* BEGIN *
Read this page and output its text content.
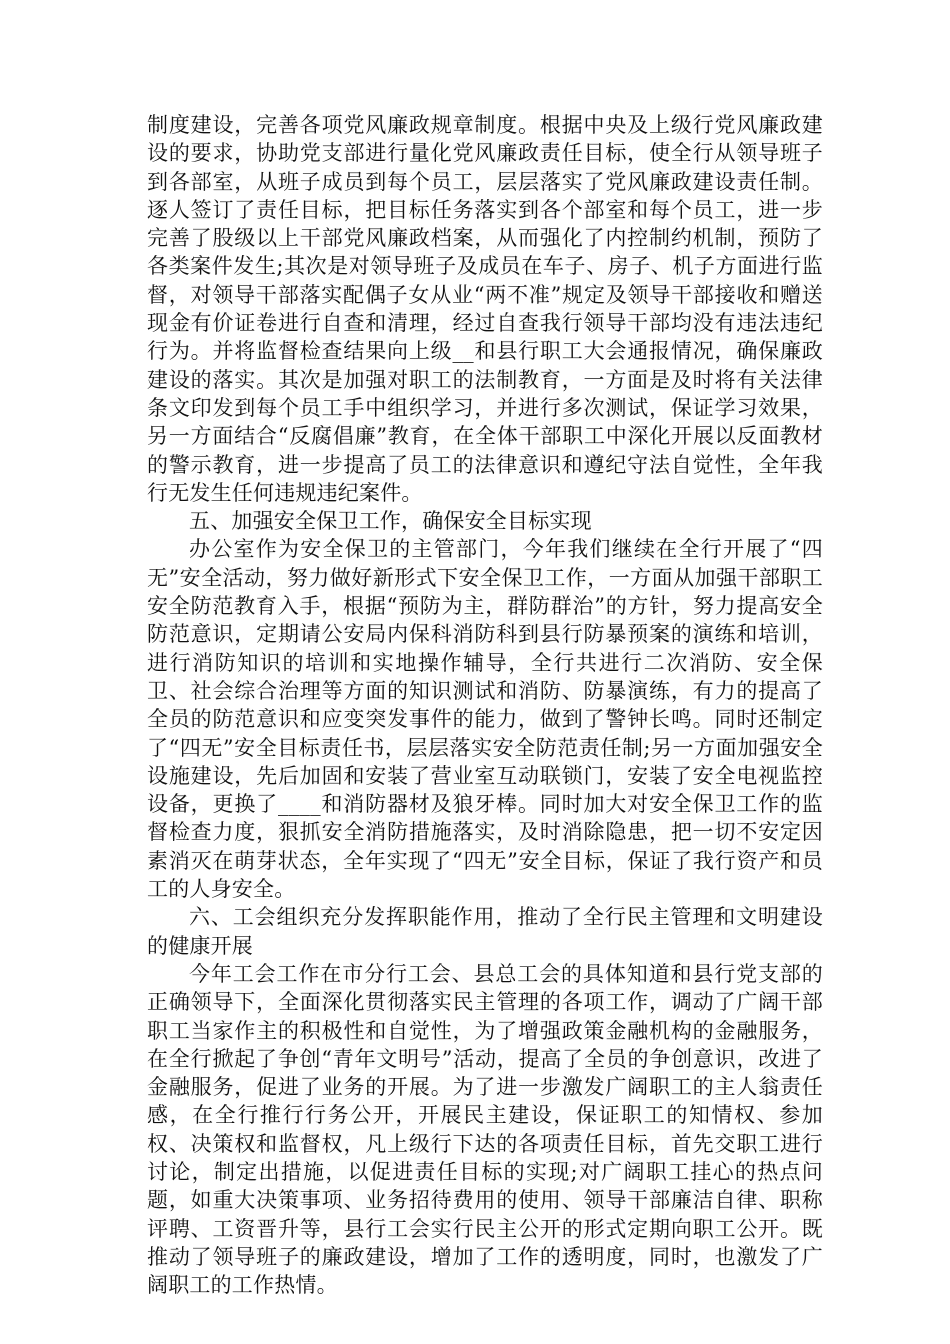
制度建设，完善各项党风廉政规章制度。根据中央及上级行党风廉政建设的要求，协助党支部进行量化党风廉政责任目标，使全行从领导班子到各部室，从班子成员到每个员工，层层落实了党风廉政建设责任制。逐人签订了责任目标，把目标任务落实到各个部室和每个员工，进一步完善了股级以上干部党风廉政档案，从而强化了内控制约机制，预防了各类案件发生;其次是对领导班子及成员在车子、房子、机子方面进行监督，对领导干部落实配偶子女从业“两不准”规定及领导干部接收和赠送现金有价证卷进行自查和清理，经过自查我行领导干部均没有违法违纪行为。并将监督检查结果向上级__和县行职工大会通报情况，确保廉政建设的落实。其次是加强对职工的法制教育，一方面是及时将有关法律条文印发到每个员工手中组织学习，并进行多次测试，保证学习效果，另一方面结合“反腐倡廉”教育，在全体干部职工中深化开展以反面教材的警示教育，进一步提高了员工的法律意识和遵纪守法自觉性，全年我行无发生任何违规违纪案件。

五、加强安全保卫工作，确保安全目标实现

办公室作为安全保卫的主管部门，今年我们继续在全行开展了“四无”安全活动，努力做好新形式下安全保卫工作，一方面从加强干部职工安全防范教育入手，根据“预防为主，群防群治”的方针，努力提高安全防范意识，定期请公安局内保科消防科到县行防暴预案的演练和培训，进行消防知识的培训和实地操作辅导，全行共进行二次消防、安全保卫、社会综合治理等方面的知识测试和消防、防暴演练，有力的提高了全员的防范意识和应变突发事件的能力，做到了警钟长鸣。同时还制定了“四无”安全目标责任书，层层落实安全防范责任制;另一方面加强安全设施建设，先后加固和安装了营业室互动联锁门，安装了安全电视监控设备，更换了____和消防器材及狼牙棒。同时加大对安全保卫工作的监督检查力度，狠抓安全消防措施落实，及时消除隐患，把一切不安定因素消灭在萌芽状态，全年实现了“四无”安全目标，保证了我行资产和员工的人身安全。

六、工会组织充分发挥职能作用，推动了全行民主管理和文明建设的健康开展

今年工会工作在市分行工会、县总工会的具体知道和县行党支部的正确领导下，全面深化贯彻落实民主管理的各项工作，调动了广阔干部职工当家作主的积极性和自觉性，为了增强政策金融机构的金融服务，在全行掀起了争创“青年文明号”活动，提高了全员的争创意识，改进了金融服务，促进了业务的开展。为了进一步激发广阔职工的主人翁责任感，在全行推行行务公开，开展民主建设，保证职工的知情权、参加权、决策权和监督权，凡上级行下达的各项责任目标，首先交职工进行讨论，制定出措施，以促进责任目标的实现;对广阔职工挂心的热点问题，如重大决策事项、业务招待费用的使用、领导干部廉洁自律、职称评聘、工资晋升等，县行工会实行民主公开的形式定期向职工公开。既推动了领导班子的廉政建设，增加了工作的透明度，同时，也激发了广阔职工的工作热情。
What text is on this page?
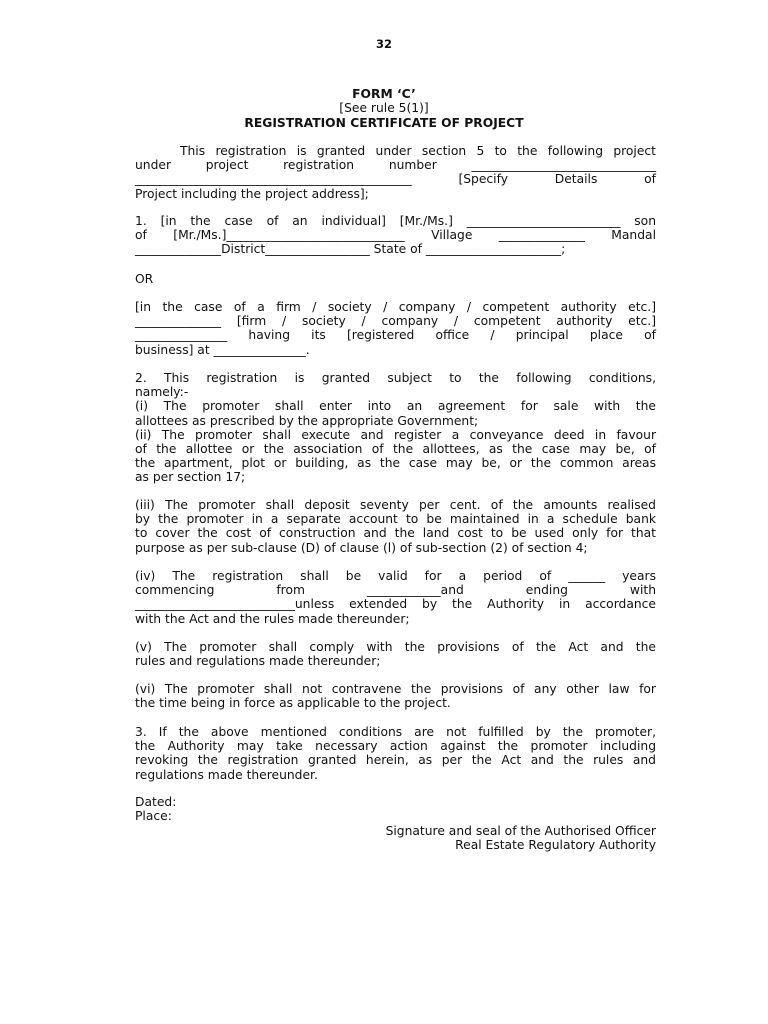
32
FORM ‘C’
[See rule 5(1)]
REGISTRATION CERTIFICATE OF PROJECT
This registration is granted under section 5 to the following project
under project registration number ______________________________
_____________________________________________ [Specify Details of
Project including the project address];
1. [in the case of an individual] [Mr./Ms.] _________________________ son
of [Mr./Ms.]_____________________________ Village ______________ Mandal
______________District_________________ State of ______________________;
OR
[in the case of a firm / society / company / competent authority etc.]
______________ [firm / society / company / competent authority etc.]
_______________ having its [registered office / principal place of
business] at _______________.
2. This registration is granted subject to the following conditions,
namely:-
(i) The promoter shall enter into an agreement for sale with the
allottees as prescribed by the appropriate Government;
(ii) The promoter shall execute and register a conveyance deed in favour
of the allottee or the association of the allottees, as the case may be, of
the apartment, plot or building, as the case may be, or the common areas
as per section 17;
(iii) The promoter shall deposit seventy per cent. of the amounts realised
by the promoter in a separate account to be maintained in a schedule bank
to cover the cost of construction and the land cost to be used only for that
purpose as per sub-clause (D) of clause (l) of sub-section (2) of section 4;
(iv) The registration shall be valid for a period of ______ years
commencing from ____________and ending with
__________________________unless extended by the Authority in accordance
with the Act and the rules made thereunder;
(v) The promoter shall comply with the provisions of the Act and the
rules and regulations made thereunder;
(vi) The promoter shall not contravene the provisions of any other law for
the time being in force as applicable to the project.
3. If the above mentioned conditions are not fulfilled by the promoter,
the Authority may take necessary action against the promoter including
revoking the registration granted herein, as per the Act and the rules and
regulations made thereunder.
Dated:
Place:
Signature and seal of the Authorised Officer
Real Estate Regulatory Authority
* END *
* BEGIN *
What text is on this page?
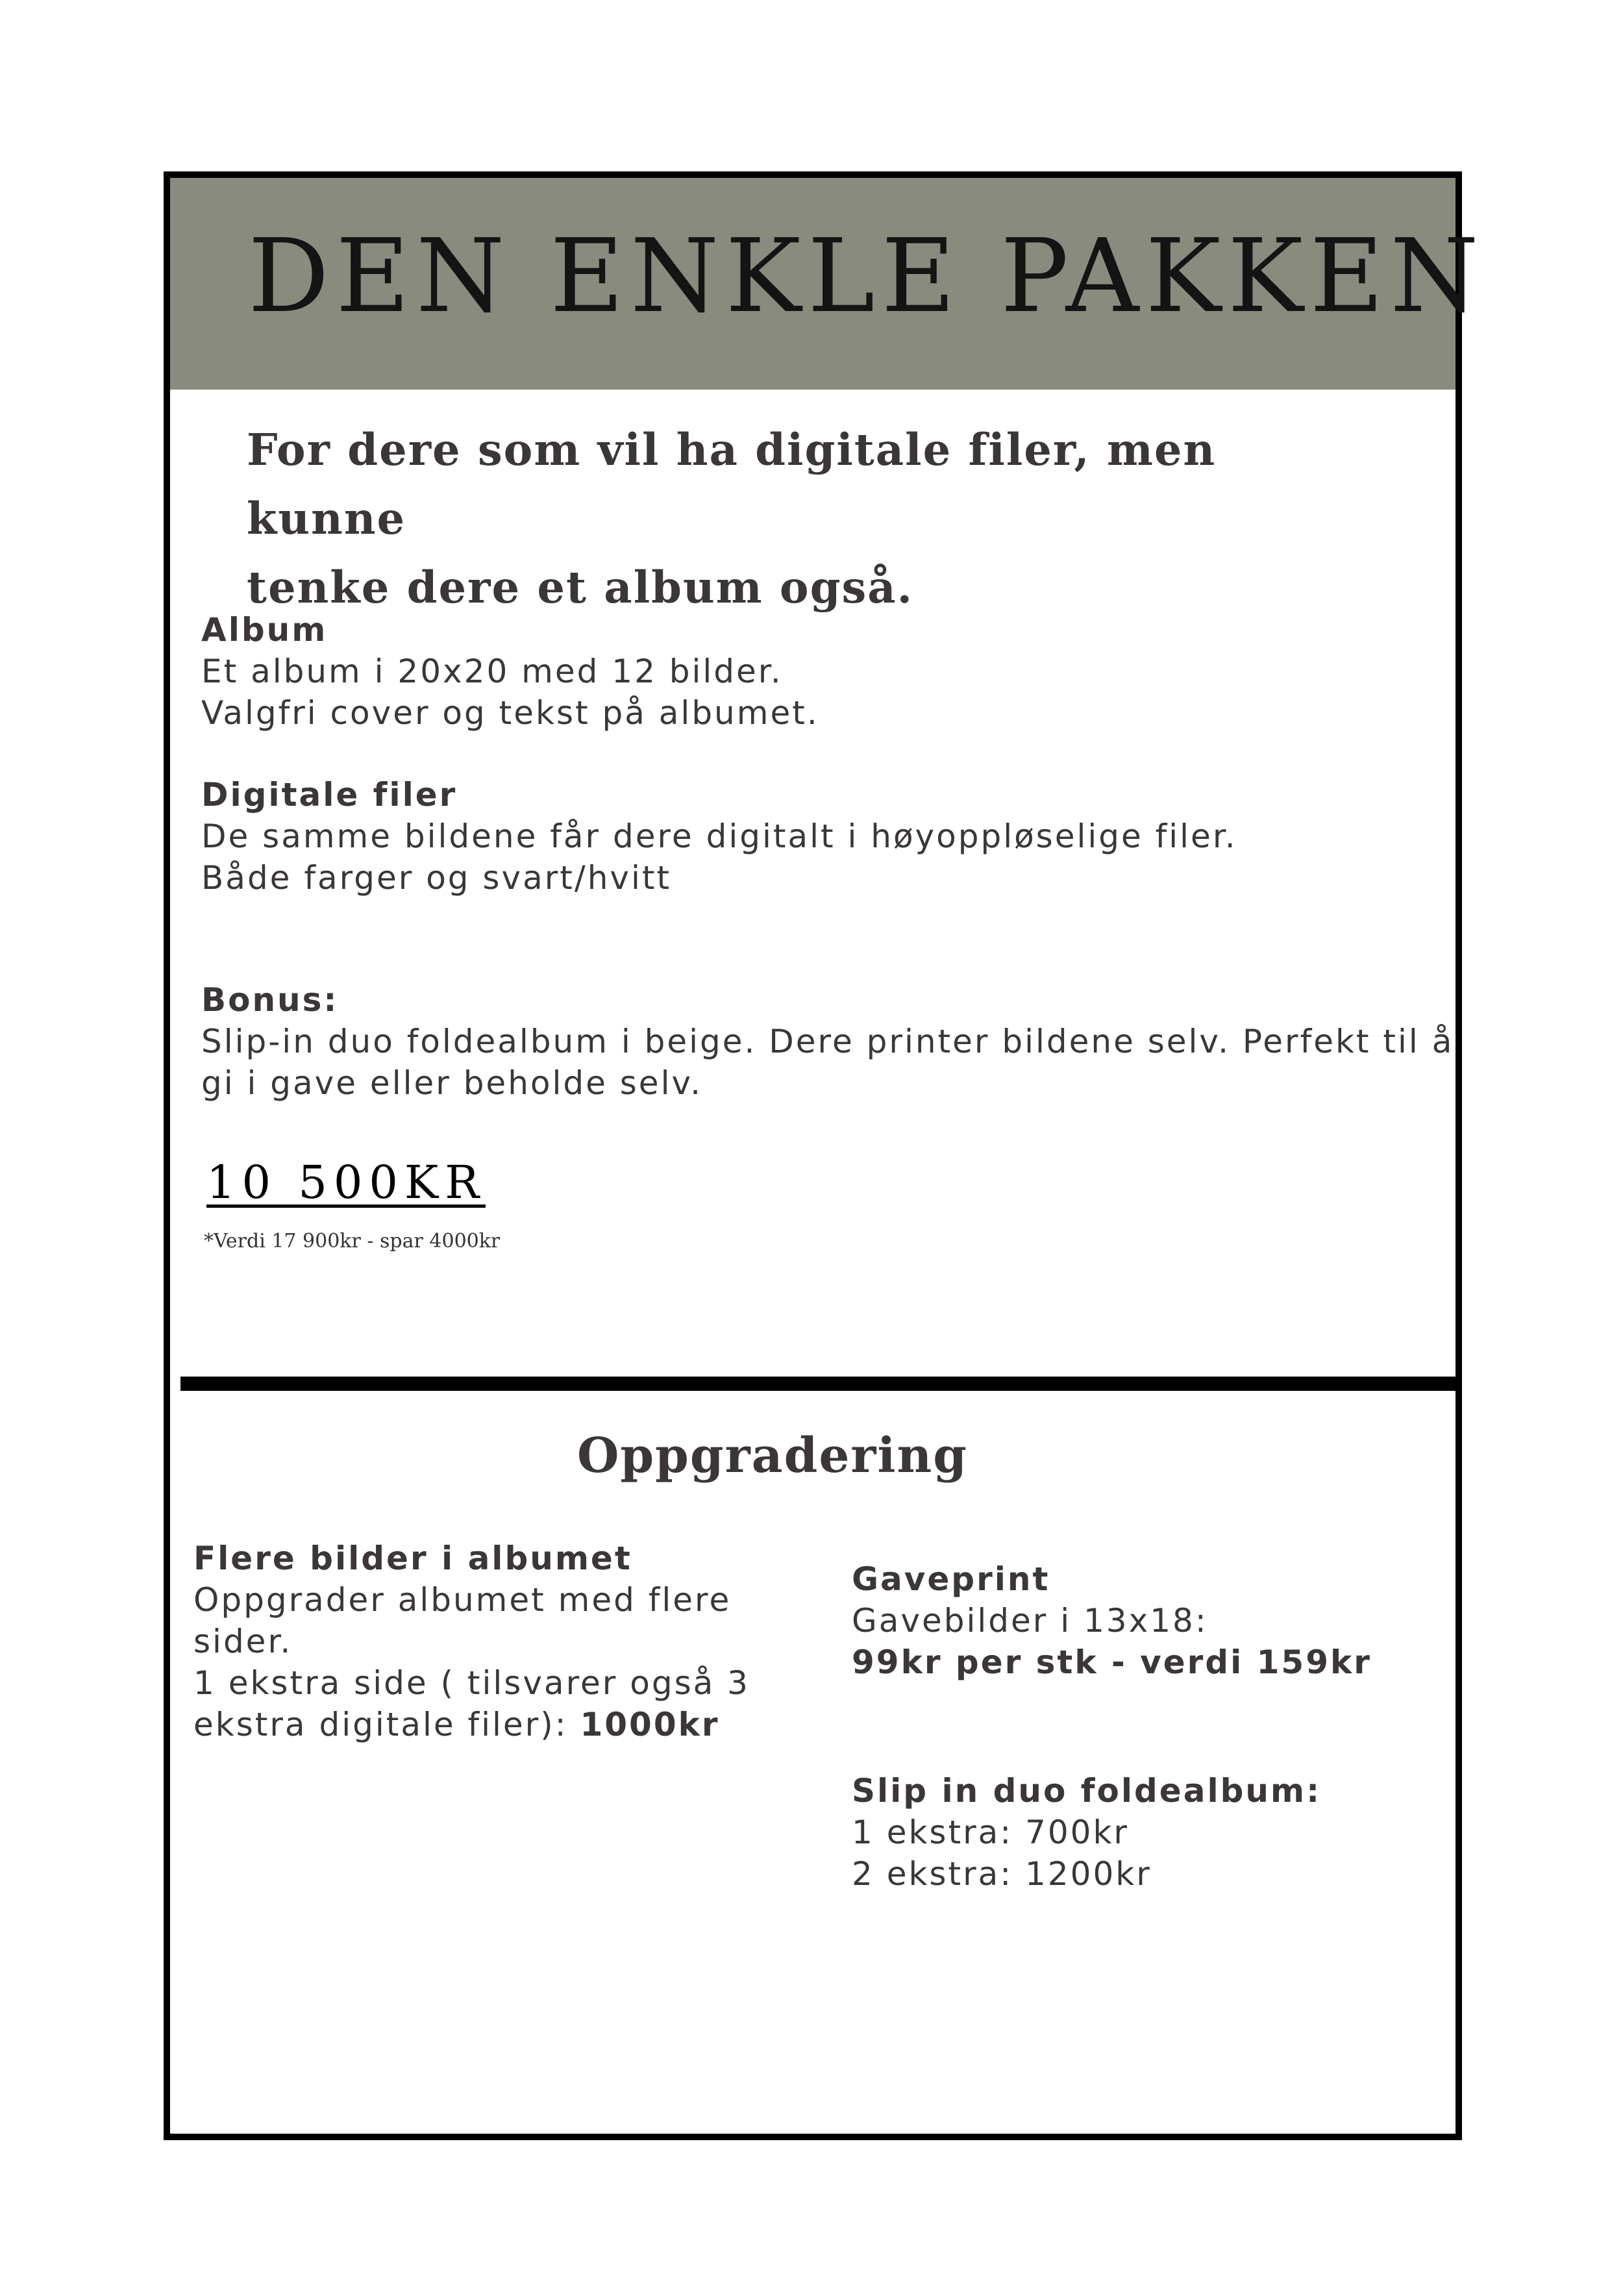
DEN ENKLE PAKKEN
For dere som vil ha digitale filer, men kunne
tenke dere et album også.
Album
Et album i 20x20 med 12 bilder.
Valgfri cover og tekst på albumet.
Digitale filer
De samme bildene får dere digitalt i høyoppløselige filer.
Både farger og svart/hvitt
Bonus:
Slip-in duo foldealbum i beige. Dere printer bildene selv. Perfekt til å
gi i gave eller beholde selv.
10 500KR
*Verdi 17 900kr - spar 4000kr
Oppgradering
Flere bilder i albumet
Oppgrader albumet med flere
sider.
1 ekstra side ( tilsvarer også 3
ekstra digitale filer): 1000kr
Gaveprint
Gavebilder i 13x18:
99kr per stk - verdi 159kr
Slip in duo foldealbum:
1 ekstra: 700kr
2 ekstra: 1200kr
* END *
INSTRUCTION>
Report each line in the preceding entries that holds the string "thereunder".

REPLY>
with the Act and the rules made thereunder;
rules and regulations made thereunder;
regulations made thereunder.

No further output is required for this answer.